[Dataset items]
◆ ◆ ◆ ◆ ◆
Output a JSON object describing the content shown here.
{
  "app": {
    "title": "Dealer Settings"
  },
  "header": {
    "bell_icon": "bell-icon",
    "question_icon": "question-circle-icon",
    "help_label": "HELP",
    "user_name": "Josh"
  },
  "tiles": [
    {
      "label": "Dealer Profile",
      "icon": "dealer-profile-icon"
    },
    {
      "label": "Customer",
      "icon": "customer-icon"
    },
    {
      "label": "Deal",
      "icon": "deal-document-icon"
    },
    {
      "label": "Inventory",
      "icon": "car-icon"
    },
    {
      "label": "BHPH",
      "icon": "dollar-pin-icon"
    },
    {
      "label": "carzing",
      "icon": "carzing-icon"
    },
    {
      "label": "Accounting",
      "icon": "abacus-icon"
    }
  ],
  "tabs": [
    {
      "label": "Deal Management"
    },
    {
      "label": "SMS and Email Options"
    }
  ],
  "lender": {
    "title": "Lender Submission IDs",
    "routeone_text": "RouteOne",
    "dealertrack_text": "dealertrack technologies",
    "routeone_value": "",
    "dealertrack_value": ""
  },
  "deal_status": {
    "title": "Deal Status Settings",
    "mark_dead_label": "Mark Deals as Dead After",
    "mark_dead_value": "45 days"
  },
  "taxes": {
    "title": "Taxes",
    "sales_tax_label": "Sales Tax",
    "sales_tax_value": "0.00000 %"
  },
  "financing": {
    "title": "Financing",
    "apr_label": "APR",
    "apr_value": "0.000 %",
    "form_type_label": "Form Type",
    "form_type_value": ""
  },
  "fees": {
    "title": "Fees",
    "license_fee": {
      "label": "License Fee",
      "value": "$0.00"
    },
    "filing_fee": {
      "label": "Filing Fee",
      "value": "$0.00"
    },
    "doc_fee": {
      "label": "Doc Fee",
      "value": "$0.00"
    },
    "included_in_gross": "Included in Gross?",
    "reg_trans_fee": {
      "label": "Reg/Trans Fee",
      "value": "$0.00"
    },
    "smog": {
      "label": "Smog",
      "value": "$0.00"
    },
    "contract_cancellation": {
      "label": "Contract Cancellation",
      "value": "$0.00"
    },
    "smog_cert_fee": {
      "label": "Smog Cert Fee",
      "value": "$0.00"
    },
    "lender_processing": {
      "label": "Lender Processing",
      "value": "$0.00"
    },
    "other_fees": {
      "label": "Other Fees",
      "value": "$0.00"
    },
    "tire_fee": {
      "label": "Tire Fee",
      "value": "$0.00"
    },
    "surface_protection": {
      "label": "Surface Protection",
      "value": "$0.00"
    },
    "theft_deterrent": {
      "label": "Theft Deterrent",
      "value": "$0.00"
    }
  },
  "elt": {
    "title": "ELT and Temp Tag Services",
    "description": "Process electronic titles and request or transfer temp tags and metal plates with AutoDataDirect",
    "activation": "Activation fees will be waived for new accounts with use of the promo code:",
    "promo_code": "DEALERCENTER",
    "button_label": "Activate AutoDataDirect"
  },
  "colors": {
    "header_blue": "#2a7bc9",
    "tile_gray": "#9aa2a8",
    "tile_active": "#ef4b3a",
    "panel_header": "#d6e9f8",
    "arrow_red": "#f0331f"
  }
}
◆ ◆ ◆ ◆ ◆
SHORT TASK: Please reproduce the entire listing, exactly as shown.

CORRECT RESPONSE:
Output a JSON object describing the content shown here.
{
  "app": {
    "title": "Dealer Settings"
  },
  "header": {
    "bell_icon": "bell-icon",
    "question_icon": "question-circle-icon",
    "help_label": "HELP",
    "user_name": "Josh"
  },
  "tiles": [
    {
      "label": "Dealer Profile",
      "icon": "dealer-profile-icon"
    },
    {
      "label": "Customer",
      "icon": "customer-icon"
    },
    {
      "label": "Deal",
      "icon": "deal-document-icon"
    },
    {
      "label": "Inventory",
      "icon": "car-icon"
    },
    {
      "label": "BHPH",
      "icon": "dollar-pin-icon"
    },
    {
      "label": "carzing",
      "icon": "carzing-icon"
    },
    {
      "label": "Accounting",
      "icon": "abacus-icon"
    }
  ],
  "tabs": [
    {
      "label": "Deal Management"
    },
    {
      "label": "SMS and Email Options"
    }
  ],
  "lender": {
    "title": "Lender Submission IDs",
    "routeone_text": "RouteOne",
    "dealertrack_text": "dealertrack technologies",
    "routeone_value": "",
    "dealertrack_value": ""
  },
  "deal_status": {
    "title": "Deal Status Settings",
    "mark_dead_label": "Mark Deals as Dead After",
    "mark_dead_value": "45 days"
  },
  "taxes": {
    "title": "Taxes",
    "sales_tax_label": "Sales Tax",
    "sales_tax_value": "0.00000 %"
  },
  "financing": {
    "title": "Financing",
    "apr_label": "APR",
    "apr_value": "0.000 %",
    "form_type_label": "Form Type",
    "form_type_value": ""
  },
  "fees": {
    "title": "Fees",
    "license_fee": {
      "label": "License Fee",
      "value": "$0.00"
    },
    "filing_fee": {
      "label": "Filing Fee",
      "value": "$0.00"
    },
    "doc_fee": {
      "label": "Doc Fee",
      "value": "$0.00"
    },
    "included_in_gross": "Included in Gross?",
    "reg_trans_fee": {
      "label": "Reg/Trans Fee",
      "value": "$0.00"
    },
    "smog": {
      "label": "Smog",
      "value": "$0.00"
    },
    "contract_cancellation": {
      "label": "Contract Cancellation",
      "value": "$0.00"
    },
    "smog_cert_fee": {
      "label": "Smog Cert Fee",
      "value": "$0.00"
    },
    "lender_processing": {
      "label": "Lender Processing",
      "value": "$0.00"
    },
    "other_fees": {
      "label": "Other Fees",
      "value": "$0.00"
    },
    "tire_fee": {
      "label": "Tire Fee",
      "value": "$0.00"
    },
    "surface_protection": {
      "label": "Surface Protection",
      "value": "$0.00"
    },
    "theft_deterrent": {
      "label": "Theft Deterrent",
      "value": "$0.00"
    }
  },
  "elt": {
    "title": "ELT and Temp Tag Services",
    "description": "Process electronic titles and request or transfer temp tags and metal plates with AutoDataDirect",
    "activation": "Activation fees will be waived for new accounts with use of the promo code:",
    "promo_code": "DEALERCENTER",
    "button_label": "Activate AutoDataDirect"
  },
  "colors": {
    "header_blue": "#2a7bc9",
    "tile_gray": "#9aa2a8",
    "tile_active": "#ef4b3a",
    "panel_header": "#d6e9f8",
    "arrow_red": "#f0331f"
  }
}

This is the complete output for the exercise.